Collected data entries
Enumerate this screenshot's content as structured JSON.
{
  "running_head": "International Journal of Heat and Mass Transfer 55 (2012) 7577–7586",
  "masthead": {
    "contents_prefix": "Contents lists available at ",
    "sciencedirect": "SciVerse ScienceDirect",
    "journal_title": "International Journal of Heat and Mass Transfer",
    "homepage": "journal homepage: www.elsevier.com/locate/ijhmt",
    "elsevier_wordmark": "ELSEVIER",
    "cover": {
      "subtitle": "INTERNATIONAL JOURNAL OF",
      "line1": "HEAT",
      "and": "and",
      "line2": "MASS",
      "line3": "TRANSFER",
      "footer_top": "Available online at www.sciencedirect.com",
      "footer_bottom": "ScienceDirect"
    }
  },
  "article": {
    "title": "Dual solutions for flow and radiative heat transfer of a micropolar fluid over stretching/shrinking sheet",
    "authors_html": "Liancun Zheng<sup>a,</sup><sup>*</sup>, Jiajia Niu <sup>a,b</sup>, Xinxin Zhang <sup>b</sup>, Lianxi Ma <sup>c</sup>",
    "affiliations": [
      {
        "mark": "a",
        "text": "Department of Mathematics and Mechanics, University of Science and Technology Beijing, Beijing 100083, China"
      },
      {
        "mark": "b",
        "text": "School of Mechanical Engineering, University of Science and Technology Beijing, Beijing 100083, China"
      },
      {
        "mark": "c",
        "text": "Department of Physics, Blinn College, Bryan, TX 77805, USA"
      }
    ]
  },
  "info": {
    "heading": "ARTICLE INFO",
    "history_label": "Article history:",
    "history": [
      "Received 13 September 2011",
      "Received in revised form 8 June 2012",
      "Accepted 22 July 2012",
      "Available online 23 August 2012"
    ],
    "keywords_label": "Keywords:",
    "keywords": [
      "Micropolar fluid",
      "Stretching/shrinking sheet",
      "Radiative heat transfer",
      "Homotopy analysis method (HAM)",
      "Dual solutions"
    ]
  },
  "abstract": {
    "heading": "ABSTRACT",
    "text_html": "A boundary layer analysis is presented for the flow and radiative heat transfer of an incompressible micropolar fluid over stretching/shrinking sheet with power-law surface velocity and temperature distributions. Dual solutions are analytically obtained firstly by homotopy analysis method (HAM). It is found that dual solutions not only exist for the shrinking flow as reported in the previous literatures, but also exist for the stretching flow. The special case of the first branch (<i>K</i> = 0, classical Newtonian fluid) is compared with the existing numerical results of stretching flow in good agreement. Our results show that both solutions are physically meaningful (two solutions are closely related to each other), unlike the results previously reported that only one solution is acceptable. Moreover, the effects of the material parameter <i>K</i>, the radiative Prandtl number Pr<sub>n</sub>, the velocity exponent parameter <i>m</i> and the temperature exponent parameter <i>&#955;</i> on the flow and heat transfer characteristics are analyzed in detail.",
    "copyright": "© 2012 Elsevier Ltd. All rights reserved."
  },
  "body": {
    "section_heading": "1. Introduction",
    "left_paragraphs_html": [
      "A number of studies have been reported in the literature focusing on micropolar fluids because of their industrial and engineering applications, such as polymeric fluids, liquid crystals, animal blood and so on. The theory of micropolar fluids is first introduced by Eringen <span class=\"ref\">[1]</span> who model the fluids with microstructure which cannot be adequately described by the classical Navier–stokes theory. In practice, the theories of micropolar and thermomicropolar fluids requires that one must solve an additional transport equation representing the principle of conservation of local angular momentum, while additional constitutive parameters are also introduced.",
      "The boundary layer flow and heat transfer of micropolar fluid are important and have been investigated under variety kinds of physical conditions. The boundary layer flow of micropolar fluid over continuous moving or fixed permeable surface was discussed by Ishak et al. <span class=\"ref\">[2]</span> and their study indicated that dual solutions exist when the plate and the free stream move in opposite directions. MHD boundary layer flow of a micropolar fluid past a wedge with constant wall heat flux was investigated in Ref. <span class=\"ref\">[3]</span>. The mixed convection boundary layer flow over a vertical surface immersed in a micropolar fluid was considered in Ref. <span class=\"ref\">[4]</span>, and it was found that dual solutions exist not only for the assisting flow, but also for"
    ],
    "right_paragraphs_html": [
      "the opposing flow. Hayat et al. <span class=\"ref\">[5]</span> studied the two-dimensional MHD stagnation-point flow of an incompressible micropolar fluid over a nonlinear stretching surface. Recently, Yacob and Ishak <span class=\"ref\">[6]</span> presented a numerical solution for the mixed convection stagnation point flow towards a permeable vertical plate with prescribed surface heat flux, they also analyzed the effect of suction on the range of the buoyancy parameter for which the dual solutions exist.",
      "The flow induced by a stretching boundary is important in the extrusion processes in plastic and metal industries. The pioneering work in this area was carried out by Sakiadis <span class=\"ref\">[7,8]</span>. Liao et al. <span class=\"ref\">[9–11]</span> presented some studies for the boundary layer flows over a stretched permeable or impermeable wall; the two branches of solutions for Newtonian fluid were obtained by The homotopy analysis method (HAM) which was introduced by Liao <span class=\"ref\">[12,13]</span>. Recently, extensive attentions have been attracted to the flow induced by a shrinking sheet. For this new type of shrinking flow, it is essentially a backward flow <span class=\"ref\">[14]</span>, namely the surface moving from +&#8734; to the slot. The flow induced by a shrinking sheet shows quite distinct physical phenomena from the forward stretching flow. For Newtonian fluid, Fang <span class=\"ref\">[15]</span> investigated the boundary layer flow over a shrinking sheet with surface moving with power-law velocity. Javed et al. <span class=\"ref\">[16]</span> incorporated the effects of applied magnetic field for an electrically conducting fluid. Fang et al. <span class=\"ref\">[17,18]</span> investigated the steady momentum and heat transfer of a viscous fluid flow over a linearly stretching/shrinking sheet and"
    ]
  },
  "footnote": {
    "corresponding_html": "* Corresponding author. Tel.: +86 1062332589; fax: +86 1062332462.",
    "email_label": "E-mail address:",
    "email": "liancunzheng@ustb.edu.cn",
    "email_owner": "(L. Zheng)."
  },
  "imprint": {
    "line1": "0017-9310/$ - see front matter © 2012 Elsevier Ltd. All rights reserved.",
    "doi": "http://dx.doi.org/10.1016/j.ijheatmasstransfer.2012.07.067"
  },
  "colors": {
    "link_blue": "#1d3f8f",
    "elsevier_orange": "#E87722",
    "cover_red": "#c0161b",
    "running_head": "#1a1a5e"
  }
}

■ Exercise details
Copy each line holding the word "University" from the listing above.

■ Correct answer
        "text": "Department of Mathematics and Mechanics, University of Science and Technology Beijing, Beijing 100083, China"
        "text": "School of Mechanical Engineering, University of Science and Technology Beijing, Beijing 100083, China"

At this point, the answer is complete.